------ Given information ------
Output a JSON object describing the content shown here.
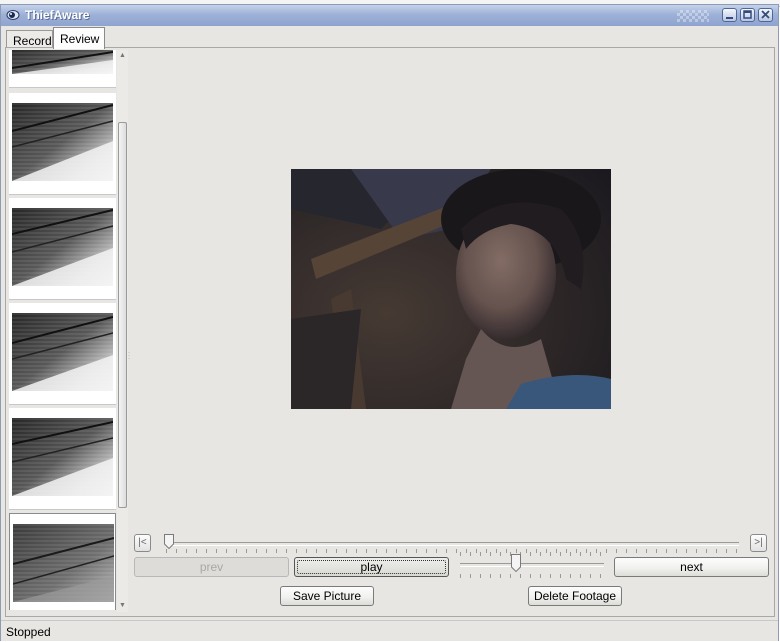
{
  "window": {
    "title": "ThiefAware",
    "title_color": "#9eb1d7"
  },
  "tabs": [
    {
      "label": "Record"
    },
    {
      "label": "Review",
      "active": true
    }
  ],
  "thumbnails": {
    "count": 6,
    "selected_index": 5
  },
  "viewer": {
    "description_icon": "webcam-frame"
  },
  "timeline": {
    "first_label": "|<",
    "last_label": ">|",
    "position": 0.0
  },
  "controls": {
    "prev_label": "prev",
    "play_label": "play",
    "next_label": "next",
    "save_label": "Save Picture",
    "delete_label": "Delete Footage",
    "speed_level": 0.38
  },
  "status": {
    "text": "Stopped"
  }
}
------
:: Given task ::
Quote all of the entries word for word, omitting any pictures.

:: Final result ::
Output a JSON object describing the content shown here.
{
  "window": {
    "title": "ThiefAware",
    "title_color": "#9eb1d7"
  },
  "tabs": [
    {
      "label": "Record"
    },
    {
      "label": "Review",
      "active": true
    }
  ],
  "thumbnails": {
    "count": 6,
    "selected_index": 5
  },
  "viewer": {
    "description_icon": "webcam-frame"
  },
  "timeline": {
    "first_label": "|<",
    "last_label": ">|",
    "position": 0.0
  },
  "controls": {
    "prev_label": "prev",
    "play_label": "play",
    "next_label": "next",
    "save_label": "Save Picture",
    "delete_label": "Delete Footage",
    "speed_level": 0.38
  },
  "status": {
    "text": "Stopped"
  }
}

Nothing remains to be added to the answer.